GIVEN PASSAGE
Dec 29, 2008 6:55 PM in response to Jrtechn

with the removal of one resistor I could clock up my 733 MHz G4 processor to 800 MHz.


That may be true, but there is no guarantee that it will RUN at that frequency, especially if it has the on-board cache chips.

The processor chips of a given design made in a given week are expected to run at a range of frequencies. They are selected at test, sometimes while they are still on the wafer with dozens of others. The ones that pass the most stringent tests are packaged as the fastest parts. The ones that run Ok but slower are packaged as slower parts. The ones that don't pass the slowest acceptable test are discarded.

So the parts you have MAY have passed their test by a lot, or they may have just squeaked by.

When you overclock your processor module, you are running all the parts faster than the manufacturer was willing to warranty them for. Sometimes they will run much faster, and sometimes they will not run one bit faster than their rated speed. Sometimes running them too fast will cause them to overheat and malfunction, or overheat and burn out.

If you are doing this for fun on a Mac you can afford to lose for a while, it can be really interesting. If you are doing this to get more processor speed, you are making a serious mistake. Think instead about buying a faster processor, more RAM memory, a faster hard drive, or a newer old Mac with all of the above.

If your Mac later becomes flaky for any reason, you will have to suspect that the overclocking you did might have something to do with it. You lose your "sleep-at-night" factor.

STATED PROBLEM
Answer these questions about the overclocking post:
1. To what speed does the quoted line say the 733 MHz G4 processor could be clocked up?
2. What happens to the processor chips that don't pass the slowest acceptable test?
3. What does the post suggest buying instead of overclocking to get more processor speed?

INFORMATION SUPPLIED
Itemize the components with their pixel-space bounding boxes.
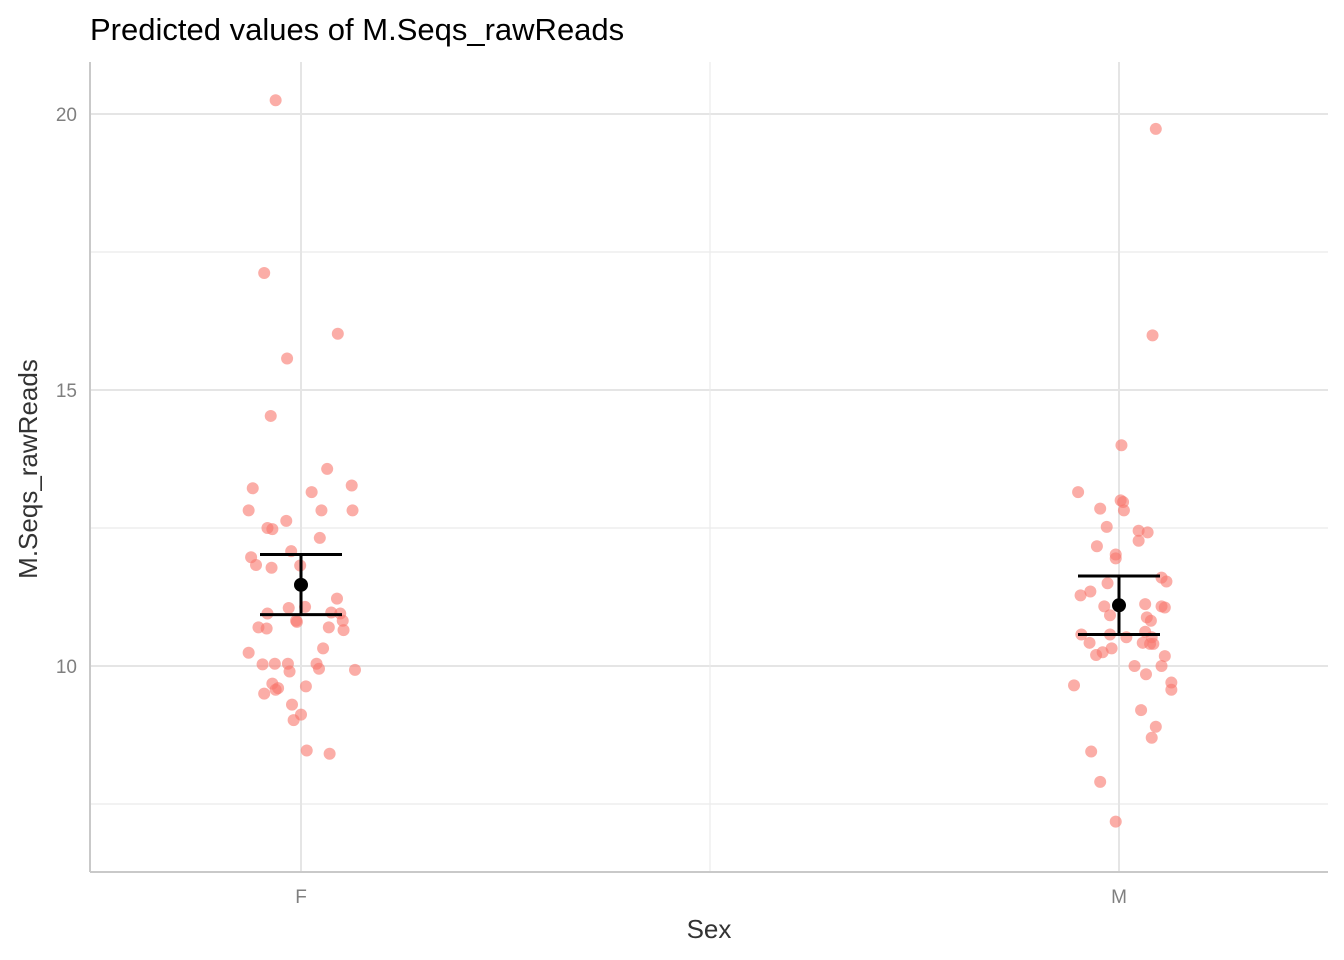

TASK OUTPUT
1. 800 MHz.
2. They are discarded.
3. A faster processor, more RAM memory, a faster hard drive, or a newer old Mac with all of those.